= Listed entries =
..........
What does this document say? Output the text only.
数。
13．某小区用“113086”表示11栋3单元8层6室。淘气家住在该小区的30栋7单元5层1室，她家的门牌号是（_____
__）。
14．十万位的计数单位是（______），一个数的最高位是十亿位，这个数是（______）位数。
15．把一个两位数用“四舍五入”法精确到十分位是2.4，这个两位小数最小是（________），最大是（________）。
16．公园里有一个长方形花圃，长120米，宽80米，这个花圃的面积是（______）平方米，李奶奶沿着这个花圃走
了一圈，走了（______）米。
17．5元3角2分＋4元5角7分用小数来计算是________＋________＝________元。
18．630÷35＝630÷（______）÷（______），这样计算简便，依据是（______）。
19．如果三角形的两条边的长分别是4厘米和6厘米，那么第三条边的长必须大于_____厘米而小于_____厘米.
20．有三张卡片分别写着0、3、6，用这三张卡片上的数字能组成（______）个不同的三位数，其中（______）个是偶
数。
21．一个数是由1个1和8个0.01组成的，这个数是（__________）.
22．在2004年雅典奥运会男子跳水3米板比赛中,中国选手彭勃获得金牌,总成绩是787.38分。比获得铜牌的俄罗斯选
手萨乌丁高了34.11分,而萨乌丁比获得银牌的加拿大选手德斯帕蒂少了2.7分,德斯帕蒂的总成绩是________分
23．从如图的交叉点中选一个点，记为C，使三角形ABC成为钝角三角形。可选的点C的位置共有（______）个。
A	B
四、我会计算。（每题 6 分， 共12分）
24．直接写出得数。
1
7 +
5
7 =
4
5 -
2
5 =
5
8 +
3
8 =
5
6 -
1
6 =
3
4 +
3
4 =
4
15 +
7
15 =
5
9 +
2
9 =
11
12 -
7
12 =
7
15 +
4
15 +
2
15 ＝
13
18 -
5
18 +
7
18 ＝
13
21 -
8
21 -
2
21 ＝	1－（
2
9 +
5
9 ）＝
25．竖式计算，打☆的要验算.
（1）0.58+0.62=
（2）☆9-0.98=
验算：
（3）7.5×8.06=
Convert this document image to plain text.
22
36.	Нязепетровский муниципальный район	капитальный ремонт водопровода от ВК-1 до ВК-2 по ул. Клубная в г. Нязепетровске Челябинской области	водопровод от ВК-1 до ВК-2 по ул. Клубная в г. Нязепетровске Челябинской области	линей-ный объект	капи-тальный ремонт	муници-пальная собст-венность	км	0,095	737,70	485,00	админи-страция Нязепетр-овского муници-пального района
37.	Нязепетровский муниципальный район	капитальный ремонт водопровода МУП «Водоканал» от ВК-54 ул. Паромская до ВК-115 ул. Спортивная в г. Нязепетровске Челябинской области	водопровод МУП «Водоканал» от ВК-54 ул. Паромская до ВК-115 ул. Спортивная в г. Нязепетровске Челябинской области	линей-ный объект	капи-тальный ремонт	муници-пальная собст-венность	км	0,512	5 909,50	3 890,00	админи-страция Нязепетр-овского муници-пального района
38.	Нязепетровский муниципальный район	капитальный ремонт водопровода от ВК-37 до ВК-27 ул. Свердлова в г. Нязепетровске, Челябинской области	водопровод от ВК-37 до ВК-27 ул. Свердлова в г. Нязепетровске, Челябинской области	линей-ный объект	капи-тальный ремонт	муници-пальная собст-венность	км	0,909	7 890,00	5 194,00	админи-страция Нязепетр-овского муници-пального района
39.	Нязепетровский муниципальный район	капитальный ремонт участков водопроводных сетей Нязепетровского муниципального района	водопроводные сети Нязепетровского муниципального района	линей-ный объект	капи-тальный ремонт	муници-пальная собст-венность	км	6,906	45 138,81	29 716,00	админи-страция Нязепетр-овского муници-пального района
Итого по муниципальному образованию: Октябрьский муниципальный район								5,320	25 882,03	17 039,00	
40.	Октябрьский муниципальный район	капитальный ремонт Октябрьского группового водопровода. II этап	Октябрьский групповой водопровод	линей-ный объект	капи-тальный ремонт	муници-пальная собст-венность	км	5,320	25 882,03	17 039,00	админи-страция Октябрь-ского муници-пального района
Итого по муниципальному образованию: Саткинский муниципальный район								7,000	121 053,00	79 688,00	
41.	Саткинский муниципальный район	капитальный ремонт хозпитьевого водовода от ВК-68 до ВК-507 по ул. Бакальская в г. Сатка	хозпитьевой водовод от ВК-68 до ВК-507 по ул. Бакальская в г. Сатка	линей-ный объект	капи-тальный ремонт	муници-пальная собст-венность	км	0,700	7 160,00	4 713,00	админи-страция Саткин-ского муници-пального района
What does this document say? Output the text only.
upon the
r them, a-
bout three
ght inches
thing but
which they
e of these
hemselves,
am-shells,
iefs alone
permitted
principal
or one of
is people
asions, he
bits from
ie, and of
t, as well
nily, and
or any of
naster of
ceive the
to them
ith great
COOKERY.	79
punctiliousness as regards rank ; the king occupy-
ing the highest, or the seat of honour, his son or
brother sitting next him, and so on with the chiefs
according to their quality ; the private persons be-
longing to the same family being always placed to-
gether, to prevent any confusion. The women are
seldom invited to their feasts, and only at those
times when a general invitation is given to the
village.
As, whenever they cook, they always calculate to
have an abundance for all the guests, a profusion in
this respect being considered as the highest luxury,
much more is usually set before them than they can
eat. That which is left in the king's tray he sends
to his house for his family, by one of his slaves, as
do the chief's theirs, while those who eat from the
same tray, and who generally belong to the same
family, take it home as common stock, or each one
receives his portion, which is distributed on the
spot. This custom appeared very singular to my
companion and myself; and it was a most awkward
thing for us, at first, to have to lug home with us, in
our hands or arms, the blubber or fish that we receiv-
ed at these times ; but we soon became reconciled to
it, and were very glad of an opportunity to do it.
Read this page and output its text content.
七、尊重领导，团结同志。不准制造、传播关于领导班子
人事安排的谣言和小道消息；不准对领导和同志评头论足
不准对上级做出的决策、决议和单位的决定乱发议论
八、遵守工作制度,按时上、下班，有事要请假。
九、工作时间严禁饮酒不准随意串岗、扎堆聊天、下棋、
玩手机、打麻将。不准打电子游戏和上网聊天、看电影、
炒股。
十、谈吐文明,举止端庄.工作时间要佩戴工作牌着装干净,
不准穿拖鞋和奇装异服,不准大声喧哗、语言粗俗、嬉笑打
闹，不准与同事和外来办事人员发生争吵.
..........
= Task instructions =
All of the data needs to be reproduced exactly, with no line missing.

= Answer to the exercise =
What does this document say? Output the text only.
数。
13．某小区用“113086”表示11栋3单元8层6室。淘气家住在该小区的30栋7单元5层1室，她家的门牌号是（_____
__）。
14．十万位的计数单位是（______），一个数的最高位是十亿位，这个数是（______）位数。
15．把一个两位数用“四舍五入”法精确到十分位是2.4，这个两位小数最小是（________），最大是（________）。
16．公园里有一个长方形花圃，长120米，宽80米，这个花圃的面积是（______）平方米，李奶奶沿着这个花圃走
了一圈，走了（______）米。
17．5元3角2分＋4元5角7分用小数来计算是________＋________＝________元。
18．630÷35＝630÷（______）÷（______），这样计算简便，依据是（______）。
19．如果三角形的两条边的长分别是4厘米和6厘米，那么第三条边的长必须大于_____厘米而小于_____厘米.
20．有三张卡片分别写着0、3、6，用这三张卡片上的数字能组成（______）个不同的三位数，其中（______）个是偶
数。
21．一个数是由1个1和8个0.01组成的，这个数是（__________）.
22．在2004年雅典奥运会男子跳水3米板比赛中,中国选手彭勃获得金牌,总成绩是787.38分。比获得铜牌的俄罗斯选
手萨乌丁高了34.11分,而萨乌丁比获得银牌的加拿大选手德斯帕蒂少了2.7分,德斯帕蒂的总成绩是________分
23．从如图的交叉点中选一个点，记为C，使三角形ABC成为钝角三角形。可选的点C的位置共有（______）个。
A	B
四、我会计算。（每题 6 分， 共12分）
24．直接写出得数。
1
7 +
5
7 =
4
5 -
2
5 =
5
8 +
3
8 =
5
6 -
1
6 =
3
4 +
3
4 =
4
15 +
7
15 =
5
9 +
2
9 =
11
12 -
7
12 =
7
15 +
4
15 +
2
15 ＝
13
18 -
5
18 +
7
18 ＝
13
21 -
8
21 -
2
21 ＝	1－（
2
9 +
5
9 ）＝
25．竖式计算，打☆的要验算.
（1）0.58+0.62=
（2）☆9-0.98=
验算：
（3）7.5×8.06=
Convert this document image to plain text.
22
36.	Нязепетровский муниципальный район	капитальный ремонт водопровода от ВК-1 до ВК-2 по ул. Клубная в г. Нязепетровске Челябинской области	водопровод от ВК-1 до ВК-2 по ул. Клубная в г. Нязепетровске Челябинской области	линей-ный объект	капи-тальный ремонт	муници-пальная собст-венность	км	0,095	737,70	485,00	админи-страция Нязепетр-овского муници-пального района
37.	Нязепетровский муниципальный район	капитальный ремонт водопровода МУП «Водоканал» от ВК-54 ул. Паромская до ВК-115 ул. Спортивная в г. Нязепетровске Челябинской области	водопровод МУП «Водоканал» от ВК-54 ул. Паромская до ВК-115 ул. Спортивная в г. Нязепетровске Челябинской области	линей-ный объект	капи-тальный ремонт	муници-пальная собст-венность	км	0,512	5 909,50	3 890,00	админи-страция Нязепетр-овского муници-пального района
38.	Нязепетровский муниципальный район	капитальный ремонт водопровода от ВК-37 до ВК-27 ул. Свердлова в г. Нязепетровске, Челябинской области	водопровод от ВК-37 до ВК-27 ул. Свердлова в г. Нязепетровске, Челябинской области	линей-ный объект	капи-тальный ремонт	муници-пальная собст-венность	км	0,909	7 890,00	5 194,00	админи-страция Нязепетр-овского муници-пального района
39.	Нязепетровский муниципальный район	капитальный ремонт участков водопроводных сетей Нязепетровского муниципального района	водопроводные сети Нязепетровского муниципального района	линей-ный объект	капи-тальный ремонт	муници-пальная собст-венность	км	6,906	45 138,81	29 716,00	админи-страция Нязепетр-овского муници-пального района
Итого по муниципальному образованию: Октябрьский муниципальный район								5,320	25 882,03	17 039,00	
40.	Октябрьский муниципальный район	капитальный ремонт Октябрьского группового водопровода. II этап	Октябрьский групповой водопровод	линей-ный объект	капи-тальный ремонт	муници-пальная собст-венность	км	5,320	25 882,03	17 039,00	админи-страция Октябрь-ского муници-пального района
Итого по муниципальному образованию: Саткинский муниципальный район								7,000	121 053,00	79 688,00	
41.	Саткинский муниципальный район	капитальный ремонт хозпитьевого водовода от ВК-68 до ВК-507 по ул. Бакальская в г. Сатка	хозпитьевой водовод от ВК-68 до ВК-507 по ул. Бакальская в г. Сатка	линей-ный объект	капи-тальный ремонт	муници-пальная собст-венность	км	0,700	7 160,00	4 713,00	админи-страция Саткин-ского муници-пального района
What does this document say? Output the text only.
upon the
r them, a-
bout three
ght inches
thing but
which they
e of these
hemselves,
am-shells,
iefs alone
permitted
principal
or one of
is people
asions, he
bits from
ie, and of
t, as well
nily, and
or any of
naster of
ceive the
to them
ith great
COOKERY.	79
punctiliousness as regards rank ; the king occupy-
ing the highest, or the seat of honour, his son or
brother sitting next him, and so on with the chiefs
according to their quality ; the private persons be-
longing to the same family being always placed to-
gether, to prevent any confusion. The women are
seldom invited to their feasts, and only at those
times when a general invitation is given to the
village.
As, whenever they cook, they always calculate to
have an abundance for all the guests, a profusion in
this respect being considered as the highest luxury,
much more is usually set before them than they can
eat. That which is left in the king's tray he sends
to his house for his family, by one of his slaves, as
do the chief's theirs, while those who eat from the
same tray, and who generally belong to the same
family, take it home as common stock, or each one
receives his portion, which is distributed on the
spot. This custom appeared very singular to my
companion and myself; and it was a most awkward
thing for us, at first, to have to lug home with us, in
our hands or arms, the blubber or fish that we receiv-
ed at these times ; but we soon became reconciled to
it, and were very glad of an opportunity to do it.
Read this page and output its text content.
七、尊重领导，团结同志。不准制造、传播关于领导班子
人事安排的谣言和小道消息；不准对领导和同志评头论足
不准对上级做出的决策、决议和单位的决定乱发议论
八、遵守工作制度,按时上、下班，有事要请假。
九、工作时间严禁饮酒不准随意串岗、扎堆聊天、下棋、
玩手机、打麻将。不准打电子游戏和上网聊天、看电影、
炒股。
十、谈吐文明,举止端庄.工作时间要佩戴工作牌着装干净,
不准穿拖鞋和奇装异服,不准大声喧哗、语言粗俗、嬉笑打
闹，不准与同事和外来办事人员发生争吵.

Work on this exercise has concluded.